**Short exercise**
What lines of the data hold the string "When"? Pull each one out.

**Provided data**
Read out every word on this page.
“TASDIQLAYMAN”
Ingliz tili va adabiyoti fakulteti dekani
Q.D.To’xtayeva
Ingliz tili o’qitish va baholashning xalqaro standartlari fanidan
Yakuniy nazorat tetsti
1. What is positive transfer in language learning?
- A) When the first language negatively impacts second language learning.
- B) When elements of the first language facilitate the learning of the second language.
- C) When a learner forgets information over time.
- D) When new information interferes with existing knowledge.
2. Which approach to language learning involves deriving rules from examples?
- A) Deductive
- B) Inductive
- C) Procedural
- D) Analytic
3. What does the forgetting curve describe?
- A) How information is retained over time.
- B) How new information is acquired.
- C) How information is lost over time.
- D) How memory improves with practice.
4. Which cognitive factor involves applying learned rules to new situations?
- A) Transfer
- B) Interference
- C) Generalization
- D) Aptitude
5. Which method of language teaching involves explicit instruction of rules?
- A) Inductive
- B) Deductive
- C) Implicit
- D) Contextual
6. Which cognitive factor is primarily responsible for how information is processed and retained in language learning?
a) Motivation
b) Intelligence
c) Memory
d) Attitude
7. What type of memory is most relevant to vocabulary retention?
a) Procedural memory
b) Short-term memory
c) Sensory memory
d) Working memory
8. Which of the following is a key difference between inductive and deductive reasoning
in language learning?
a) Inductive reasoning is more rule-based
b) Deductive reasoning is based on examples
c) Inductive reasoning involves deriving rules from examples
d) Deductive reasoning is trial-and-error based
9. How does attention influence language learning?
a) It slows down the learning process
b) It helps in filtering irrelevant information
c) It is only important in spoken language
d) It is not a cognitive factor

**Result of the task**
- A) When the first language negatively impacts second language learning.
- B) When elements of the first language facilitate the learning of the second language.
- C) When a learner forgets information over time.
- D) When new information interferes with existing knowledge.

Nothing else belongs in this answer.